** Start of GIVEN DATA **

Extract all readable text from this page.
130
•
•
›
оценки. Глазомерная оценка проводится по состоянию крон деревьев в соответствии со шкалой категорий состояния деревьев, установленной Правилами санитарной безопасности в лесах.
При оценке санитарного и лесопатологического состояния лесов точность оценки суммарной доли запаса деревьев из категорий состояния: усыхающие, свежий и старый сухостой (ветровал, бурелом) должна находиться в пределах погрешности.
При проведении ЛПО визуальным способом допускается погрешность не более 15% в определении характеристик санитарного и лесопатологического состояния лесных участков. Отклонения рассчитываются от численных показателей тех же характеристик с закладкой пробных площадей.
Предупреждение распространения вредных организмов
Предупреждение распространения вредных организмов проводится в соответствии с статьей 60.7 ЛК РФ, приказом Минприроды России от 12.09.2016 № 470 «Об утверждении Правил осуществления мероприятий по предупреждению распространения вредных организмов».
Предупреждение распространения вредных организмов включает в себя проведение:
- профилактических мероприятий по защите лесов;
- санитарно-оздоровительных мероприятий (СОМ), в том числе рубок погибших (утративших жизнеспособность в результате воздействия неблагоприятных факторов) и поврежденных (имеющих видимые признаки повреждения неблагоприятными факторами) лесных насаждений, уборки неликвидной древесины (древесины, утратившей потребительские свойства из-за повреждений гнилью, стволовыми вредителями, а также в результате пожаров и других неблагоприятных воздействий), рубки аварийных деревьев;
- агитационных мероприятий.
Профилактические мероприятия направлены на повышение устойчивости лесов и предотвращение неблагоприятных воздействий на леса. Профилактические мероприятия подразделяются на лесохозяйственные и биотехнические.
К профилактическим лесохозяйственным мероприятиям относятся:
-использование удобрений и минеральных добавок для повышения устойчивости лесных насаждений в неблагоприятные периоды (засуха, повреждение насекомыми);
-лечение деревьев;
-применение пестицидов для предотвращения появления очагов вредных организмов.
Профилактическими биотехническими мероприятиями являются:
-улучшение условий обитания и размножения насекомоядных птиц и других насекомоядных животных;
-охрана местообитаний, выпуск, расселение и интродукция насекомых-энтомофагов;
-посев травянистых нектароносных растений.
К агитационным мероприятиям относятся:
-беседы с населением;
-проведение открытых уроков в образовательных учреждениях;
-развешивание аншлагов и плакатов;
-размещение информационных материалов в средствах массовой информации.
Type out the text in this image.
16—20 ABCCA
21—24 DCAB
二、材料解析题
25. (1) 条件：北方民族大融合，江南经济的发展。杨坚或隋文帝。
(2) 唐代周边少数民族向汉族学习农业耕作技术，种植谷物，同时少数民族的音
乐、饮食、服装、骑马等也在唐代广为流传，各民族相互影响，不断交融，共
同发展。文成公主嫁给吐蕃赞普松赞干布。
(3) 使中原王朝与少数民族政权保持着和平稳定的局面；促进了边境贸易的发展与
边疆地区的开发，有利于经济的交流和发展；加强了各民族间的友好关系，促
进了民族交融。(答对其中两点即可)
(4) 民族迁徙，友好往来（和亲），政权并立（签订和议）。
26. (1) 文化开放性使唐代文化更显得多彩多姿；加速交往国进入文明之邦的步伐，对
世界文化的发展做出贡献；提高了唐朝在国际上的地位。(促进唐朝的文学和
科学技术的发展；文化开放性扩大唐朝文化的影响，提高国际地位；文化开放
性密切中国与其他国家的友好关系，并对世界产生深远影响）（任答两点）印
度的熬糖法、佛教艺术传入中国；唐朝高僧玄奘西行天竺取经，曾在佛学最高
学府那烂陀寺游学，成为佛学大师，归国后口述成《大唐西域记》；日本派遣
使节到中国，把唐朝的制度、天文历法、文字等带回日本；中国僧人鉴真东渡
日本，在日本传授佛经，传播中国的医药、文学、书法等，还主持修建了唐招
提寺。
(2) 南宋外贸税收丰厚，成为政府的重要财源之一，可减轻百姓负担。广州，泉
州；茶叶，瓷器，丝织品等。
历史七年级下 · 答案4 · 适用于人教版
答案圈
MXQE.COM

** End of GIVEN DATA **

[YOUR INSTRUCTIONS] Write every line of the material above again, exactly.

[SOLUTION]
Extract all readable text from this page.
130
•
•
›
оценки. Глазомерная оценка проводится по состоянию крон деревьев в соответствии со шкалой категорий состояния деревьев, установленной Правилами санитарной безопасности в лесах.
При оценке санитарного и лесопатологического состояния лесов точность оценки суммарной доли запаса деревьев из категорий состояния: усыхающие, свежий и старый сухостой (ветровал, бурелом) должна находиться в пределах погрешности.
При проведении ЛПО визуальным способом допускается погрешность не более 15% в определении характеристик санитарного и лесопатологического состояния лесных участков. Отклонения рассчитываются от численных показателей тех же характеристик с закладкой пробных площадей.
Предупреждение распространения вредных организмов
Предупреждение распространения вредных организмов проводится в соответствии с статьей 60.7 ЛК РФ, приказом Минприроды России от 12.09.2016 № 470 «Об утверждении Правил осуществления мероприятий по предупреждению распространения вредных организмов».
Предупреждение распространения вредных организмов включает в себя проведение:
- профилактических мероприятий по защите лесов;
- санитарно-оздоровительных мероприятий (СОМ), в том числе рубок погибших (утративших жизнеспособность в результате воздействия неблагоприятных факторов) и поврежденных (имеющих видимые признаки повреждения неблагоприятными факторами) лесных насаждений, уборки неликвидной древесины (древесины, утратившей потребительские свойства из-за повреждений гнилью, стволовыми вредителями, а также в результате пожаров и других неблагоприятных воздействий), рубки аварийных деревьев;
- агитационных мероприятий.
Профилактические мероприятия направлены на повышение устойчивости лесов и предотвращение неблагоприятных воздействий на леса. Профилактические мероприятия подразделяются на лесохозяйственные и биотехнические.
К профилактическим лесохозяйственным мероприятиям относятся:
-использование удобрений и минеральных добавок для повышения устойчивости лесных насаждений в неблагоприятные периоды (засуха, повреждение насекомыми);
-лечение деревьев;
-применение пестицидов для предотвращения появления очагов вредных организмов.
Профилактическими биотехническими мероприятиями являются:
-улучшение условий обитания и размножения насекомоядных птиц и других насекомоядных животных;
-охрана местообитаний, выпуск, расселение и интродукция насекомых-энтомофагов;
-посев травянистых нектароносных растений.
К агитационным мероприятиям относятся:
-беседы с населением;
-проведение открытых уроков в образовательных учреждениях;
-развешивание аншлагов и плакатов;
-размещение информационных материалов в средствах массовой информации.
Type out the text in this image.
16—20 ABCCA
21—24 DCAB
二、材料解析题
25. (1) 条件：北方民族大融合，江南经济的发展。杨坚或隋文帝。
(2) 唐代周边少数民族向汉族学习农业耕作技术，种植谷物，同时少数民族的音
乐、饮食、服装、骑马等也在唐代广为流传，各民族相互影响，不断交融，共
同发展。文成公主嫁给吐蕃赞普松赞干布。
(3) 使中原王朝与少数民族政权保持着和平稳定的局面；促进了边境贸易的发展与
边疆地区的开发，有利于经济的交流和发展；加强了各民族间的友好关系，促
进了民族交融。(答对其中两点即可)
(4) 民族迁徙，友好往来（和亲），政权并立（签订和议）。
26. (1) 文化开放性使唐代文化更显得多彩多姿；加速交往国进入文明之邦的步伐，对
世界文化的发展做出贡献；提高了唐朝在国际上的地位。(促进唐朝的文学和
科学技术的发展；文化开放性扩大唐朝文化的影响，提高国际地位；文化开放
性密切中国与其他国家的友好关系，并对世界产生深远影响）（任答两点）印
度的熬糖法、佛教艺术传入中国；唐朝高僧玄奘西行天竺取经，曾在佛学最高
学府那烂陀寺游学，成为佛学大师，归国后口述成《大唐西域记》；日本派遣
使节到中国，把唐朝的制度、天文历法、文字等带回日本；中国僧人鉴真东渡
日本，在日本传授佛经，传播中国的医药、文学、书法等，还主持修建了唐招
提寺。
(2) 南宋外贸税收丰厚，成为政府的重要财源之一，可减轻百姓负担。广州，泉
州；茶叶，瓷器，丝织品等。
历史七年级下 · 答案4 · 适用于人教版
答案圈
MXQE.COM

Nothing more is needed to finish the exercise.